DO THIS
Repeat the data that follows, word for word, without the images.

AVAILABLE DATA
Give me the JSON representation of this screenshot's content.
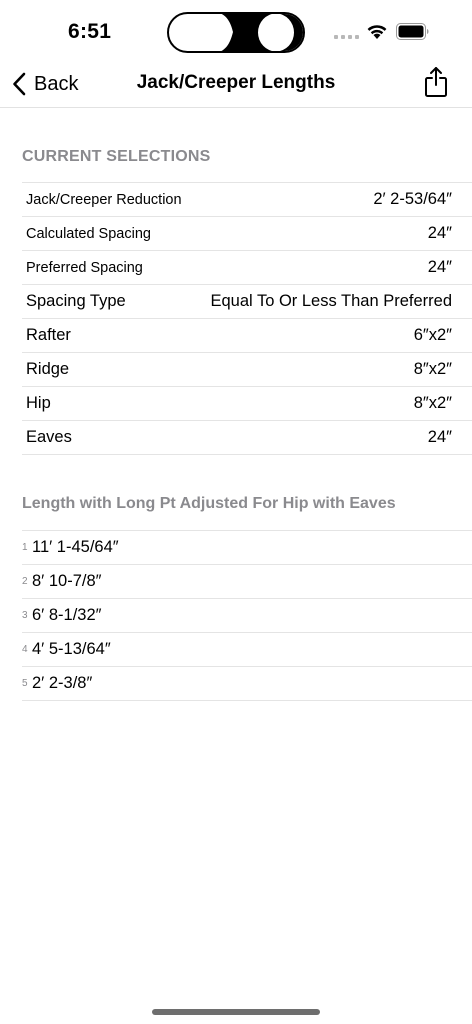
{
  "status": {
    "time": "6:51"
  },
  "nav": {
    "back_label": "Back",
    "title": "Jack/Creeper Lengths"
  },
  "current_selections": {
    "header": "CURRENT SELECTIONS",
    "rows": [
      {
        "label": "Jack/Creeper Reduction",
        "value": "2′ 2-53/64″"
      },
      {
        "label": "Calculated Spacing",
        "value": "24″"
      },
      {
        "label": "Preferred Spacing",
        "value": "24″"
      },
      {
        "label": "Spacing Type",
        "value": "Equal To Or Less Than Preferred"
      },
      {
        "label": "Rafter",
        "value": "6″x2″"
      },
      {
        "label": "Ridge",
        "value": "8″x2″"
      },
      {
        "label": "Hip",
        "value": "8″x2″"
      },
      {
        "label": "Eaves",
        "value": "24″"
      }
    ]
  },
  "lengths": {
    "header": "Length with Long Pt Adjusted For Hip with Eaves",
    "items": [
      {
        "index": "1",
        "value": "11′ 1-45/64″"
      },
      {
        "index": "2",
        "value": "8′ 10-7/8″"
      },
      {
        "index": "3",
        "value": "6′ 8-1/32″"
      },
      {
        "index": "4",
        "value": "4′ 5-13/64″"
      },
      {
        "index": "5",
        "value": "2′ 2-3/8″"
      }
    ]
  },
  "icons": {
    "back": "chevron-left-icon",
    "share": "share-icon",
    "wifi": "wifi-icon",
    "battery": "battery-icon"
  }
}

OUTPUT BELOW
Give me the JSON representation of this screenshot's content.
{
  "status": {
    "time": "6:51"
  },
  "nav": {
    "back_label": "Back",
    "title": "Jack/Creeper Lengths"
  },
  "current_selections": {
    "header": "CURRENT SELECTIONS",
    "rows": [
      {
        "label": "Jack/Creeper Reduction",
        "value": "2′ 2-53/64″"
      },
      {
        "label": "Calculated Spacing",
        "value": "24″"
      },
      {
        "label": "Preferred Spacing",
        "value": "24″"
      },
      {
        "label": "Spacing Type",
        "value": "Equal To Or Less Than Preferred"
      },
      {
        "label": "Rafter",
        "value": "6″x2″"
      },
      {
        "label": "Ridge",
        "value": "8″x2″"
      },
      {
        "label": "Hip",
        "value": "8″x2″"
      },
      {
        "label": "Eaves",
        "value": "24″"
      }
    ]
  },
  "lengths": {
    "header": "Length with Long Pt Adjusted For Hip with Eaves",
    "items": [
      {
        "index": "1",
        "value": "11′ 1-45/64″"
      },
      {
        "index": "2",
        "value": "8′ 10-7/8″"
      },
      {
        "index": "3",
        "value": "6′ 8-1/32″"
      },
      {
        "index": "4",
        "value": "4′ 5-13/64″"
      },
      {
        "index": "5",
        "value": "2′ 2-3/8″"
      }
    ]
  },
  "icons": {
    "back": "chevron-left-icon",
    "share": "share-icon",
    "wifi": "wifi-icon",
    "battery": "battery-icon"
  }
}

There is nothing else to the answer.